**Records from a data source**
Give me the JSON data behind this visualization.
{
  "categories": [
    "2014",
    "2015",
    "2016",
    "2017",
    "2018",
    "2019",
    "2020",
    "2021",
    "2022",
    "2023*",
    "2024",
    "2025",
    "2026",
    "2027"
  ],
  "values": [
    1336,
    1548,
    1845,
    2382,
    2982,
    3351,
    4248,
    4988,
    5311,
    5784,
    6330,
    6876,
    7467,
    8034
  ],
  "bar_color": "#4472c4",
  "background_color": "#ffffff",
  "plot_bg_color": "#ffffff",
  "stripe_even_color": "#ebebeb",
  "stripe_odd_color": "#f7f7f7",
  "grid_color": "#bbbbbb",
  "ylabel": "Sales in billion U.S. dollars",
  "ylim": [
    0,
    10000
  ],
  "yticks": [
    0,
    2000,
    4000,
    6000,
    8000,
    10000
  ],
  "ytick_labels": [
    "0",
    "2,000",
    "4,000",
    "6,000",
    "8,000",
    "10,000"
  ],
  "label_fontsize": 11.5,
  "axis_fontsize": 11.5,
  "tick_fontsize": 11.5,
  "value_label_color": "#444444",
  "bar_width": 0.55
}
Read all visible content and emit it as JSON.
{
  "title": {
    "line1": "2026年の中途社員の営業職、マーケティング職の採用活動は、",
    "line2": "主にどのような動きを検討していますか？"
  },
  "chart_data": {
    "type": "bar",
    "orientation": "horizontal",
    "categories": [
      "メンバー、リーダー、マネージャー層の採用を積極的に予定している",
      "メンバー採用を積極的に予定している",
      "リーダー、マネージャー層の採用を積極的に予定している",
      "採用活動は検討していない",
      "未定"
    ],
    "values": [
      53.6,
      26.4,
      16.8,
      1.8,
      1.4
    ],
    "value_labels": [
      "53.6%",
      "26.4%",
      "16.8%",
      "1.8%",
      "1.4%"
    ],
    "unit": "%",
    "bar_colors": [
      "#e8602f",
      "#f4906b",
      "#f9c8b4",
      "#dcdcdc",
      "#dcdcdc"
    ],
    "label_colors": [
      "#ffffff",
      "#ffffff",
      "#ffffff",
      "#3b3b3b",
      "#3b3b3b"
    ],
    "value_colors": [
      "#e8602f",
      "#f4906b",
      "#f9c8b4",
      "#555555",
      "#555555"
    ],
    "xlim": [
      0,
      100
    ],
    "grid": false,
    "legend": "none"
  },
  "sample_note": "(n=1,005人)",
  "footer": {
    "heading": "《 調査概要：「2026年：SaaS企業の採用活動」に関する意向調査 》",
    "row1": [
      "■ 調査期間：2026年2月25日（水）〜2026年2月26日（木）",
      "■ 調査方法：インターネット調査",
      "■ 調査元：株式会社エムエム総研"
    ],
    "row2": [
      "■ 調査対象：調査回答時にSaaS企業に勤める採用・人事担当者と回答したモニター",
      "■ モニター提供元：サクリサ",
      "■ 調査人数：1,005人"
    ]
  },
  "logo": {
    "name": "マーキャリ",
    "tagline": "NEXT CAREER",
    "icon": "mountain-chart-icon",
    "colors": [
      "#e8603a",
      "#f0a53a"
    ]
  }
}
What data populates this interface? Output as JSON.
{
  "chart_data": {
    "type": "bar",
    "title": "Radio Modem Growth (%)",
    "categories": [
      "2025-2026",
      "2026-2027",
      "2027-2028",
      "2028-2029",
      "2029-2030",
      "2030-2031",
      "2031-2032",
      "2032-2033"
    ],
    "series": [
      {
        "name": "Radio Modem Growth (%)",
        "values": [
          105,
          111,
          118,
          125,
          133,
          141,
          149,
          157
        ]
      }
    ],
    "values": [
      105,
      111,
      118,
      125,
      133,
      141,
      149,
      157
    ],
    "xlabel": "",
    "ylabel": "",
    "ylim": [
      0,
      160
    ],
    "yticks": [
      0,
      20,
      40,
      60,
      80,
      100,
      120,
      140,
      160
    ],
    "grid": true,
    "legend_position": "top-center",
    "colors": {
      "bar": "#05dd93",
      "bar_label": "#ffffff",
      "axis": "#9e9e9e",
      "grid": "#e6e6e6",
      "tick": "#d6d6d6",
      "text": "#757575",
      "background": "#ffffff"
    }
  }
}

**What is required**
Please reproduce every line of the material word for word.

**Expected answer**
Give me the JSON data behind this visualization.
{
  "categories": [
    "2014",
    "2015",
    "2016",
    "2017",
    "2018",
    "2019",
    "2020",
    "2021",
    "2022",
    "2023*",
    "2024",
    "2025",
    "2026",
    "2027"
  ],
  "values": [
    1336,
    1548,
    1845,
    2382,
    2982,
    3351,
    4248,
    4988,
    5311,
    5784,
    6330,
    6876,
    7467,
    8034
  ],
  "bar_color": "#4472c4",
  "background_color": "#ffffff",
  "plot_bg_color": "#ffffff",
  "stripe_even_color": "#ebebeb",
  "stripe_odd_color": "#f7f7f7",
  "grid_color": "#bbbbbb",
  "ylabel": "Sales in billion U.S. dollars",
  "ylim": [
    0,
    10000
  ],
  "yticks": [
    0,
    2000,
    4000,
    6000,
    8000,
    10000
  ],
  "ytick_labels": [
    "0",
    "2,000",
    "4,000",
    "6,000",
    "8,000",
    "10,000"
  ],
  "label_fontsize": 11.5,
  "axis_fontsize": 11.5,
  "tick_fontsize": 11.5,
  "value_label_color": "#444444",
  "bar_width": 0.55
}
Read all visible content and emit it as JSON.
{
  "title": {
    "line1": "2026年の中途社員の営業職、マーケティング職の採用活動は、",
    "line2": "主にどのような動きを検討していますか？"
  },
  "chart_data": {
    "type": "bar",
    "orientation": "horizontal",
    "categories": [
      "メンバー、リーダー、マネージャー層の採用を積極的に予定している",
      "メンバー採用を積極的に予定している",
      "リーダー、マネージャー層の採用を積極的に予定している",
      "採用活動は検討していない",
      "未定"
    ],
    "values": [
      53.6,
      26.4,
      16.8,
      1.8,
      1.4
    ],
    "value_labels": [
      "53.6%",
      "26.4%",
      "16.8%",
      "1.8%",
      "1.4%"
    ],
    "unit": "%",
    "bar_colors": [
      "#e8602f",
      "#f4906b",
      "#f9c8b4",
      "#dcdcdc",
      "#dcdcdc"
    ],
    "label_colors": [
      "#ffffff",
      "#ffffff",
      "#ffffff",
      "#3b3b3b",
      "#3b3b3b"
    ],
    "value_colors": [
      "#e8602f",
      "#f4906b",
      "#f9c8b4",
      "#555555",
      "#555555"
    ],
    "xlim": [
      0,
      100
    ],
    "grid": false,
    "legend": "none"
  },
  "sample_note": "(n=1,005人)",
  "footer": {
    "heading": "《 調査概要：「2026年：SaaS企業の採用活動」に関する意向調査 》",
    "row1": [
      "■ 調査期間：2026年2月25日（水）〜2026年2月26日（木）",
      "■ 調査方法：インターネット調査",
      "■ 調査元：株式会社エムエム総研"
    ],
    "row2": [
      "■ 調査対象：調査回答時にSaaS企業に勤める採用・人事担当者と回答したモニター",
      "■ モニター提供元：サクリサ",
      "■ 調査人数：1,005人"
    ]
  },
  "logo": {
    "name": "マーキャリ",
    "tagline": "NEXT CAREER",
    "icon": "mountain-chart-icon",
    "colors": [
      "#e8603a",
      "#f0a53a"
    ]
  }
}
What data populates this interface? Output as JSON.
{
  "chart_data": {
    "type": "bar",
    "title": "Radio Modem Growth (%)",
    "categories": [
      "2025-2026",
      "2026-2027",
      "2027-2028",
      "2028-2029",
      "2029-2030",
      "2030-2031",
      "2031-2032",
      "2032-2033"
    ],
    "series": [
      {
        "name": "Radio Modem Growth (%)",
        "values": [
          105,
          111,
          118,
          125,
          133,
          141,
          149,
          157
        ]
      }
    ],
    "values": [
      105,
      111,
      118,
      125,
      133,
      141,
      149,
      157
    ],
    "xlabel": "",
    "ylabel": "",
    "ylim": [
      0,
      160
    ],
    "yticks": [
      0,
      20,
      40,
      60,
      80,
      100,
      120,
      140,
      160
    ],
    "grid": true,
    "legend_position": "top-center",
    "colors": {
      "bar": "#05dd93",
      "bar_label": "#ffffff",
      "axis": "#9e9e9e",
      "grid": "#e6e6e6",
      "tick": "#d6d6d6",
      "text": "#757575",
      "background": "#ffffff"
    }
  }
}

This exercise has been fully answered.